Reproduce each line of the material exactly, minus any picture.

>> BEGIN DATA EXCERPTS

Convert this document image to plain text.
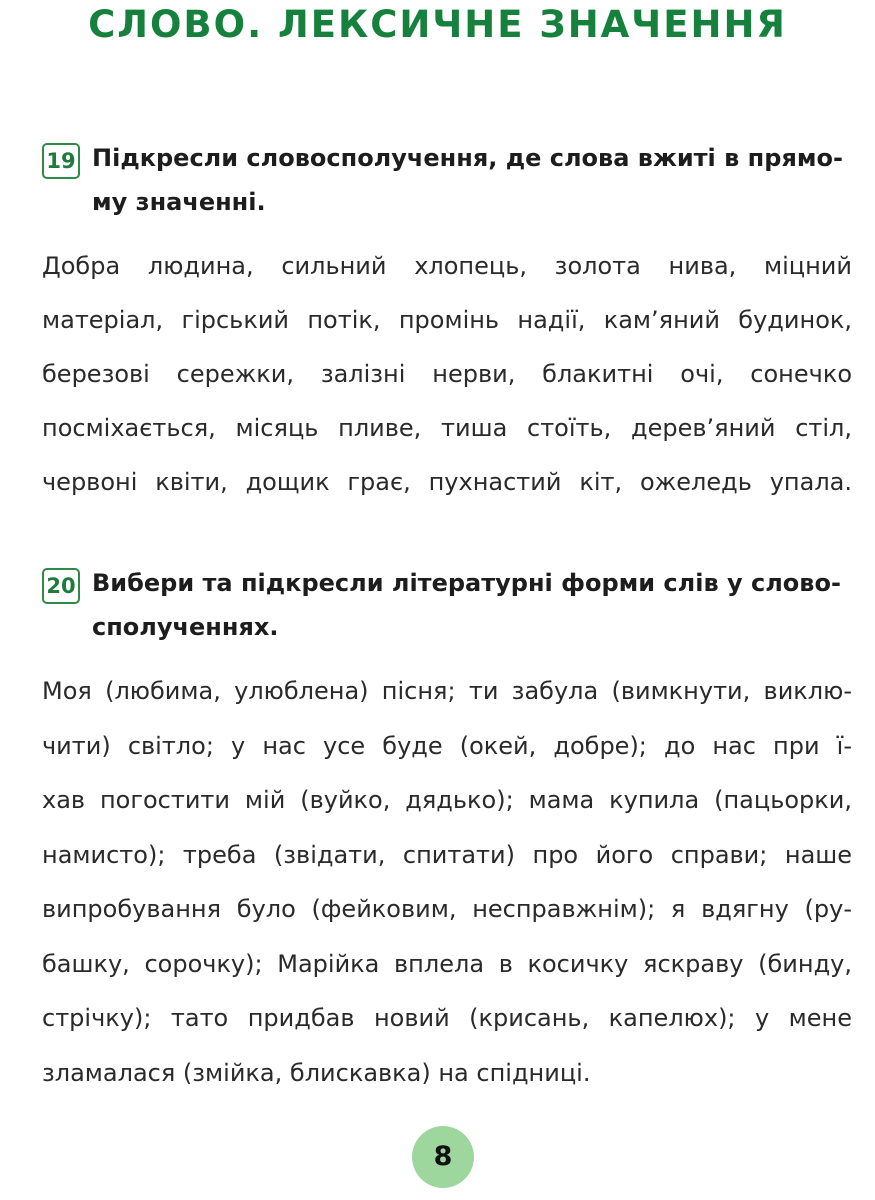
СЛОВО. ЛЕКСИЧНЕ ЗНАЧЕННЯ
19 Підкресли словосполучення, де слова вжиті в прямо-
му значенні.
Добра людина, сильний хлопець, золота нива, міцний
матеріал, гірський потік, промінь надії, кам’яний будинок,
березові сережки, залізні нерви, блакитні очі, сонечко
посміхається, місяць пливе, тиша стоїть, дерев’яний стіл,
червоні квіти, дощик грає, пухнастий кіт, ожеледь упала.
20 Вибери та підкресли літературні форми слів у слово-
сполученнях.
Моя (любима, улюблена) пісня; ти забула (вимкнути, виклю-
чити) світло; у нас усе буде (окей, добре); до нас при ї-
хав погостити мій (вуйко, дядько); мама купила (пацьорки,
намисто); треба (звідати, спитати) про його справи; наше
випробування було (фейковим, несправжнім); я вдягну (ру-
башку, сорочку); Марійка вплела в косичку яскраву (бинду,
стрічку); тато придбав новий (крисань, капелюх); у мене
зламалася (змійка, блискавка) на спідниці.
8
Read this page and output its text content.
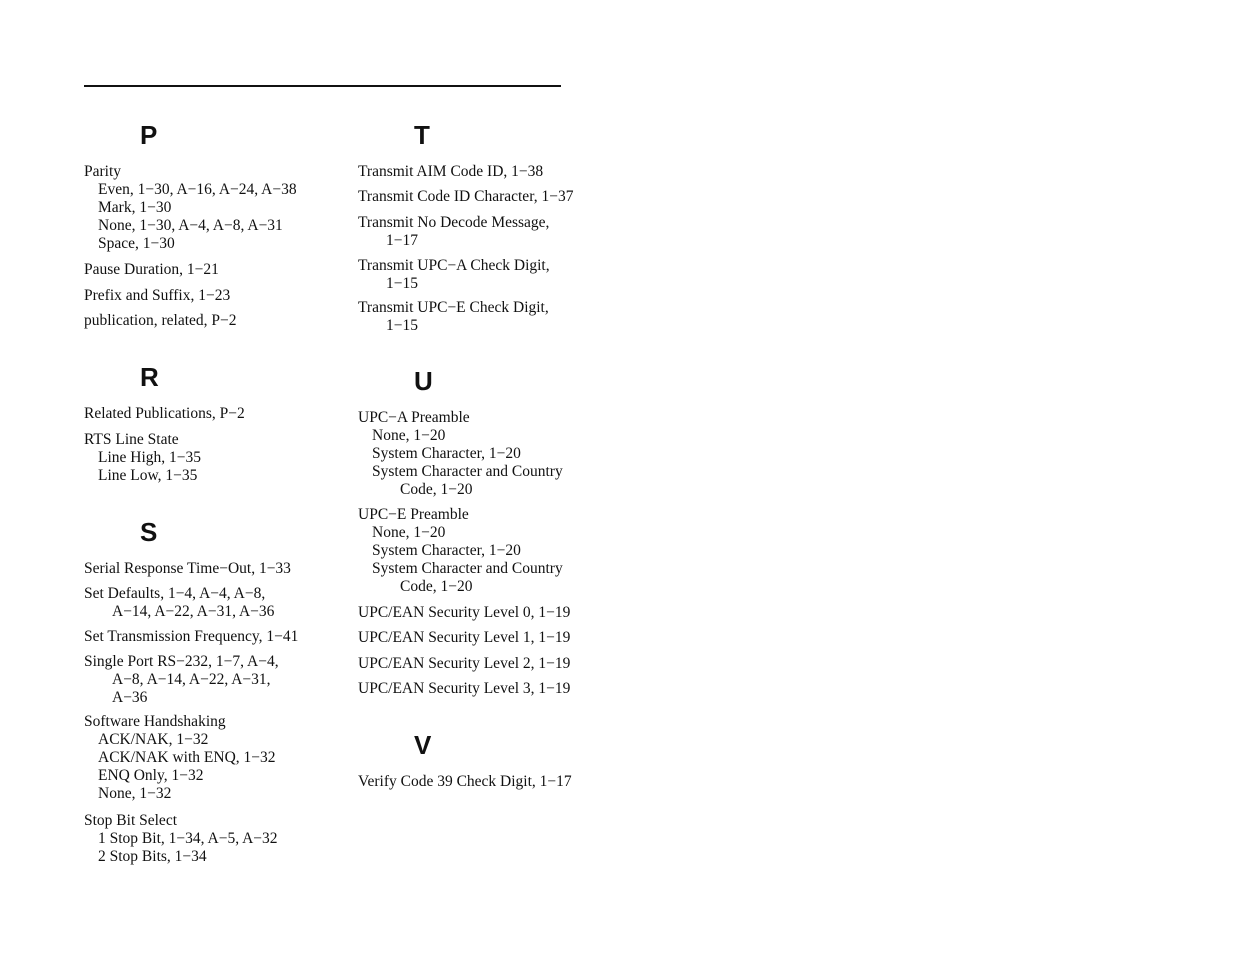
P
Parity
Even, 1−30, A−16, A−24, A−38
Mark, 1−30
None, 1−30, A−4, A−8, A−31
Space, 1−30
Pause Duration, 1−21
Prefix and Suffix, 1−23
publication, related, P−2
R
Related Publications, P−2
RTS Line State
Line High, 1−35
Line Low, 1−35
S
Serial Response Time−Out, 1−33
Set Defaults, 1−4, A−4, A−8,
A−14, A−22, A−31, A−36
Set Transmission Frequency, 1−41
Single Port RS−232, 1−7, A−4,
A−8, A−14, A−22, A−31,
A−36
Software Handshaking
ACK/NAK, 1−32
ACK/NAK with ENQ, 1−32
ENQ Only, 1−32
None, 1−32
Stop Bit Select
1 Stop Bit, 1−34, A−5, A−32
2 Stop Bits, 1−34
T
Transmit AIM Code ID, 1−38
Transmit Code ID Character, 1−37
Transmit No Decode Message,
1−17
Transmit UPC−A Check Digit,
1−15
Transmit UPC−E Check Digit,
1−15
U
UPC−A Preamble
None, 1−20
System Character, 1−20
System Character and Country
Code, 1−20
UPC−E Preamble
None, 1−20
System Character, 1−20
System Character and Country
Code, 1−20
UPC/EAN Security Level 0, 1−19
UPC/EAN Security Level 1, 1−19
UPC/EAN Security Level 2, 1−19
UPC/EAN Security Level 3, 1−19
V
Verify Code 39 Check Digit, 1−17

>> END DATA EXCERPTS

WRITTEN SOLUTION>
Convert this document image to plain text.
СЛОВО. ЛЕКСИЧНЕ ЗНАЧЕННЯ
19 Підкресли словосполучення, де слова вжиті в прямо-
му значенні.
Добра людина, сильний хлопець, золота нива, міцний
матеріал, гірський потік, промінь надії, кам’яний будинок,
березові сережки, залізні нерви, блакитні очі, сонечко
посміхається, місяць пливе, тиша стоїть, дерев’яний стіл,
червоні квіти, дощик грає, пухнастий кіт, ожеледь упала.
20 Вибери та підкресли літературні форми слів у слово-
сполученнях.
Моя (любима, улюблена) пісня; ти забула (вимкнути, виклю-
чити) світло; у нас усе буде (окей, добре); до нас при ї-
хав погостити мій (вуйко, дядько); мама купила (пацьорки,
намисто); треба (звідати, спитати) про його справи; наше
випробування було (фейковим, несправжнім); я вдягну (ру-
башку, сорочку); Марійка вплела в косичку яскраву (бинду,
стрічку); тато придбав новий (крисань, капелюх); у мене
зламалася (змійка, блискавка) на спідниці.
8
Read this page and output its text content.
P
Parity
Even, 1−30, A−16, A−24, A−38
Mark, 1−30
None, 1−30, A−4, A−8, A−31
Space, 1−30
Pause Duration, 1−21
Prefix and Suffix, 1−23
publication, related, P−2
R
Related Publications, P−2
RTS Line State
Line High, 1−35
Line Low, 1−35
S
Serial Response Time−Out, 1−33
Set Defaults, 1−4, A−4, A−8,
A−14, A−22, A−31, A−36
Set Transmission Frequency, 1−41
Single Port RS−232, 1−7, A−4,
A−8, A−14, A−22, A−31,
A−36
Software Handshaking
ACK/NAK, 1−32
ACK/NAK with ENQ, 1−32
ENQ Only, 1−32
None, 1−32
Stop Bit Select
1 Stop Bit, 1−34, A−5, A−32
2 Stop Bits, 1−34
T
Transmit AIM Code ID, 1−38
Transmit Code ID Character, 1−37
Transmit No Decode Message,
1−17
Transmit UPC−A Check Digit,
1−15
Transmit UPC−E Check Digit,
1−15
U
UPC−A Preamble
None, 1−20
System Character, 1−20
System Character and Country
Code, 1−20
UPC−E Preamble
None, 1−20
System Character, 1−20
System Character and Country
Code, 1−20
UPC/EAN Security Level 0, 1−19
UPC/EAN Security Level 1, 1−19
UPC/EAN Security Level 2, 1−19
UPC/EAN Security Level 3, 1−19
V
Verify Code 39 Check Digit, 1−17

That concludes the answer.